Task brief:
Take from the data every line in which the word "type" is found.

══════════════════════════════

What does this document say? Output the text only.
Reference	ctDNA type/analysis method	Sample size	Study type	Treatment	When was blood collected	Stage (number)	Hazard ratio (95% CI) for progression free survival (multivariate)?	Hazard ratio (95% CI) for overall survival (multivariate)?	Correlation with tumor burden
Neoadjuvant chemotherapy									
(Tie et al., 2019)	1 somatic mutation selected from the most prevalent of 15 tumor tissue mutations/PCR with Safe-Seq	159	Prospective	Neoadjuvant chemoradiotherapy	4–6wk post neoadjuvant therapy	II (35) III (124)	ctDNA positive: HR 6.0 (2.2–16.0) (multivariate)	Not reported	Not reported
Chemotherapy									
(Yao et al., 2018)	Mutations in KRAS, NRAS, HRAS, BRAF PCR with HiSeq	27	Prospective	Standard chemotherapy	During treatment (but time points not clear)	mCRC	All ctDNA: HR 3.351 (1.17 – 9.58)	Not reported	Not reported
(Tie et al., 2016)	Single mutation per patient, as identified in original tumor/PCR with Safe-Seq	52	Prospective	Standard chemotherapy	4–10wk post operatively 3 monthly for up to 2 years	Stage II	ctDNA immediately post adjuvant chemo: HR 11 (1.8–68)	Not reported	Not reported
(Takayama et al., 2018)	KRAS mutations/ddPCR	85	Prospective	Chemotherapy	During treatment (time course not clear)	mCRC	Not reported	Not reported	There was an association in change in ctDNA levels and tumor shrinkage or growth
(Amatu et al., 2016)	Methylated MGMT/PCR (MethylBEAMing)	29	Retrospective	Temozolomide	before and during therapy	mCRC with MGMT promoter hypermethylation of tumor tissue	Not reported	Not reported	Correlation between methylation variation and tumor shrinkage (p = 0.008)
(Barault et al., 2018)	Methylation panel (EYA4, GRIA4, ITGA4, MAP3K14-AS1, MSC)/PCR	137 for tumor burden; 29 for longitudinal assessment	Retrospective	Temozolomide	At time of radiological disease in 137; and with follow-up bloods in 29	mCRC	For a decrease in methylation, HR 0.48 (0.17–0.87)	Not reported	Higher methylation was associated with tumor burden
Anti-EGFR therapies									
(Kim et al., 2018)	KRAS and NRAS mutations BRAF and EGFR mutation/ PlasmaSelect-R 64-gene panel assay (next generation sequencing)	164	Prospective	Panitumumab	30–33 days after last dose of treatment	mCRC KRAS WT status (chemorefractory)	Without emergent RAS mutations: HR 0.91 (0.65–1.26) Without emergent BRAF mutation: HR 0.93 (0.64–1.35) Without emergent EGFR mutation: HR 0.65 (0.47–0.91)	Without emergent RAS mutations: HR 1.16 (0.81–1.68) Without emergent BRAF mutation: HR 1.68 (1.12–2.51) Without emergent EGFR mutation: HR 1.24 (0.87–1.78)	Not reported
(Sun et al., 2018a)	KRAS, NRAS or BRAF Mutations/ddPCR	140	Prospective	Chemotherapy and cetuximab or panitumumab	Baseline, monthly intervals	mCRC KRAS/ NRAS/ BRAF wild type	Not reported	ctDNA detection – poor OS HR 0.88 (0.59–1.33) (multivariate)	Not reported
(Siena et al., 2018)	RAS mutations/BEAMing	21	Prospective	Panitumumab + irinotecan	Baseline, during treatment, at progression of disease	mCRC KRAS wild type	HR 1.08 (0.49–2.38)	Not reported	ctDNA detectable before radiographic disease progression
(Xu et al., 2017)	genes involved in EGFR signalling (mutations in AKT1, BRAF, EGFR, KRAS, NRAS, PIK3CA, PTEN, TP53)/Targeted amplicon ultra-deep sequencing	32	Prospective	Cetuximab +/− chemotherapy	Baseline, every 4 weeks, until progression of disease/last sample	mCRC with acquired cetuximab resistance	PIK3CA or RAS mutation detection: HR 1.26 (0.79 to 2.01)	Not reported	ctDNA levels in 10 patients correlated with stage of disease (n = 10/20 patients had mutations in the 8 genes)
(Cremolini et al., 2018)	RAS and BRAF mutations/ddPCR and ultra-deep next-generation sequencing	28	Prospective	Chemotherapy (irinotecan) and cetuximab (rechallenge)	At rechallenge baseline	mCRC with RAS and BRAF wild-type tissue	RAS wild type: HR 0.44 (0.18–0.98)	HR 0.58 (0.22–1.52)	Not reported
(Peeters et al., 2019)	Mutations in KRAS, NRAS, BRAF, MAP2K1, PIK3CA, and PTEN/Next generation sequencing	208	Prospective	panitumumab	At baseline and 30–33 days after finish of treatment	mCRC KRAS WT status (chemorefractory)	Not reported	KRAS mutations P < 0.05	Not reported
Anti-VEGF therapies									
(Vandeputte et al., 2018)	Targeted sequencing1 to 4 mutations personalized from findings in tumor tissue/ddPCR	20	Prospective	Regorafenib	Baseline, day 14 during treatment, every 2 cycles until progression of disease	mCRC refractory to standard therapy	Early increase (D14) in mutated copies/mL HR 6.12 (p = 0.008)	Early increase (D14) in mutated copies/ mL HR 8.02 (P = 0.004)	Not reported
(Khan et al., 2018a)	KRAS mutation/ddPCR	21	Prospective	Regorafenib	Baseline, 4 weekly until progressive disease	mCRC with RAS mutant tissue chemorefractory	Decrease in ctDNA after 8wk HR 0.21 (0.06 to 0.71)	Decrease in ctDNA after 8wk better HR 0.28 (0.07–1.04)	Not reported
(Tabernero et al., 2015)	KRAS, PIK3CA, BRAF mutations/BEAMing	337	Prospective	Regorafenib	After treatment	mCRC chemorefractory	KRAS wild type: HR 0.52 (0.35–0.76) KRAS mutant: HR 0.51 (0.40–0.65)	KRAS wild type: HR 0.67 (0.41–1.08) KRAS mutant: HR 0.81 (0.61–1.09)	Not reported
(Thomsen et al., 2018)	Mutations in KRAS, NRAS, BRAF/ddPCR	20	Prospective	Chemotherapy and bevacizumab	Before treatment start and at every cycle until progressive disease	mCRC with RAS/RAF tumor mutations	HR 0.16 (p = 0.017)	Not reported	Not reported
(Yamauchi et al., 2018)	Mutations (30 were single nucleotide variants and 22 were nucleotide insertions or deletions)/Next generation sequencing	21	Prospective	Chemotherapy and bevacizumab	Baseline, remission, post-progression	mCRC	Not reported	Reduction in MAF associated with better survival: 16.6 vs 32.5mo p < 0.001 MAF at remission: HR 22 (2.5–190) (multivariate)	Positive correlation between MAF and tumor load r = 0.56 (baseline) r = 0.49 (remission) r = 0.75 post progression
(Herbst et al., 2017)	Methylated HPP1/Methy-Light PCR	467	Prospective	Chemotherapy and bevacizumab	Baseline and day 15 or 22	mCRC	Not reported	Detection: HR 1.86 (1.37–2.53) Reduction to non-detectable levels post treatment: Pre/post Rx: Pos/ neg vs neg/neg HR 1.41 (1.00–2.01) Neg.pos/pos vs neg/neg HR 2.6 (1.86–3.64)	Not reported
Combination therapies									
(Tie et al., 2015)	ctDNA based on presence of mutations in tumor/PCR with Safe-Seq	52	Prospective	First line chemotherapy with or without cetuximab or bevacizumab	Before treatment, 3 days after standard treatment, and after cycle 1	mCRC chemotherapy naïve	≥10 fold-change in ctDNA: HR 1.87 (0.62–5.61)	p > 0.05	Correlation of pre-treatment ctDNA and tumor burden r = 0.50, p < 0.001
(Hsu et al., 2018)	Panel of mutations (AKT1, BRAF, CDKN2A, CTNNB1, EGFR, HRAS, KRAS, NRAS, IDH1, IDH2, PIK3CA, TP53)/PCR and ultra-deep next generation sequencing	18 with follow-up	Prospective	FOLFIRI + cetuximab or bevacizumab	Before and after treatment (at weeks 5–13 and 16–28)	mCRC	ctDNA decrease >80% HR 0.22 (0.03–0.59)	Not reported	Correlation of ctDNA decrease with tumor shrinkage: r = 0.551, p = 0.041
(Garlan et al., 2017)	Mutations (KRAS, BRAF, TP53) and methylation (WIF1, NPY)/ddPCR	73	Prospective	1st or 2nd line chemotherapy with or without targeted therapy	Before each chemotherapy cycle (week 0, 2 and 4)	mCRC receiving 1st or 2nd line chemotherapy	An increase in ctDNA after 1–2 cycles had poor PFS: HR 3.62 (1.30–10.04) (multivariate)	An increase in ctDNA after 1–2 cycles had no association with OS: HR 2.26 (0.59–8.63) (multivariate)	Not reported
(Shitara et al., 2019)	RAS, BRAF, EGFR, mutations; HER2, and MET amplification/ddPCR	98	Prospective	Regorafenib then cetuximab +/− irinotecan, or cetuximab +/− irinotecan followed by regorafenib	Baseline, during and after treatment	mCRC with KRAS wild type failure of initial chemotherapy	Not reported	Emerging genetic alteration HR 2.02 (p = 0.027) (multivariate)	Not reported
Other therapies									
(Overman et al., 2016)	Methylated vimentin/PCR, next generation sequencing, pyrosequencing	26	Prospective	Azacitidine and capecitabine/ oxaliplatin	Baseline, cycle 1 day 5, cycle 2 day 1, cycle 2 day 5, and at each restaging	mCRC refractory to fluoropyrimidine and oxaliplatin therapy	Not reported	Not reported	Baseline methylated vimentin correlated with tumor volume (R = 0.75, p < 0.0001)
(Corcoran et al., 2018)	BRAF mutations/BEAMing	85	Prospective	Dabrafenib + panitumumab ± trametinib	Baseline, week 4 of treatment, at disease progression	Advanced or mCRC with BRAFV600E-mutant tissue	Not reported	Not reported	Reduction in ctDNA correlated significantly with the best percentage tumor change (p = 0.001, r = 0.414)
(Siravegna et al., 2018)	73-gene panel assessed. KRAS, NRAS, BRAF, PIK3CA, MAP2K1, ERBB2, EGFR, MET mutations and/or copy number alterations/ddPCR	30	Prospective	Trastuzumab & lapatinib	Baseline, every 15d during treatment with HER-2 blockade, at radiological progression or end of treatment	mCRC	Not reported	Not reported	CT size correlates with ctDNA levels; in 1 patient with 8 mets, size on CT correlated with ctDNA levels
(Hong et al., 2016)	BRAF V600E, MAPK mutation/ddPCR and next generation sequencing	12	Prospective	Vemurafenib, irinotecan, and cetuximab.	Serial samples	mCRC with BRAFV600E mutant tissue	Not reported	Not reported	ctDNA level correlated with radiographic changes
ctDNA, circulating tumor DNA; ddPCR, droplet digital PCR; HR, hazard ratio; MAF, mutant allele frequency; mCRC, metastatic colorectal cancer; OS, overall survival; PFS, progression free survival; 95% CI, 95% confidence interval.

══════════════════════════════

Task response:
Reference	ctDNA type/analysis method	Sample size	Study type	Treatment	When was blood collected	Stage (number)	Hazard ratio (95% CI) for progression free survival (multivariate)?	Hazard ratio (95% CI) for overall survival (multivariate)?	Correlation with tumor burden
(Sun et al., 2018a)	KRAS, NRAS or BRAF Mutations/ddPCR	140	Prospective	Chemotherapy and cetuximab or panitumumab	Baseline, monthly intervals	mCRC KRAS/ NRAS/ BRAF wild type	Not reported	ctDNA detection – poor OS HR 0.88 (0.59–1.33) (multivariate)	Not reported
(Siena et al., 2018)	RAS mutations/BEAMing	21	Prospective	Panitumumab + irinotecan	Baseline, during treatment, at progression of disease	mCRC KRAS wild type	HR 1.08 (0.49–2.38)	Not reported	ctDNA detectable before radiographic disease progression
(Cremolini et al., 2018)	RAS and BRAF mutations/ddPCR and ultra-deep next-generation sequencing	28	Prospective	Chemotherapy (irinotecan) and cetuximab (rechallenge)	At rechallenge baseline	mCRC with RAS and BRAF wild-type tissue	RAS wild type: HR 0.44 (0.18–0.98)	HR 0.58 (0.22–1.52)	Not reported
(Tabernero et al., 2015)	KRAS, PIK3CA, BRAF mutations/BEAMing	337	Prospective	Regorafenib	After treatment	mCRC chemorefractory	KRAS wild type: HR 0.52 (0.35–0.76) KRAS mutant: HR 0.51 (0.40–0.65)	KRAS wild type: HR 0.67 (0.41–1.08) KRAS mutant: HR 0.81 (0.61–1.09)	Not reported
(Shitara et al., 2019)	RAS, BRAF, EGFR, mutations; HER2, and MET amplification/ddPCR	98	Prospective	Regorafenib then cetuximab +/− irinotecan, or cetuximab +/− irinotecan followed by regorafenib	Baseline, during and after treatment	mCRC with KRAS wild type failure of initial chemotherapy	Not reported	Emerging genetic alteration HR 2.02 (p = 0.027) (multivariate)	Not reported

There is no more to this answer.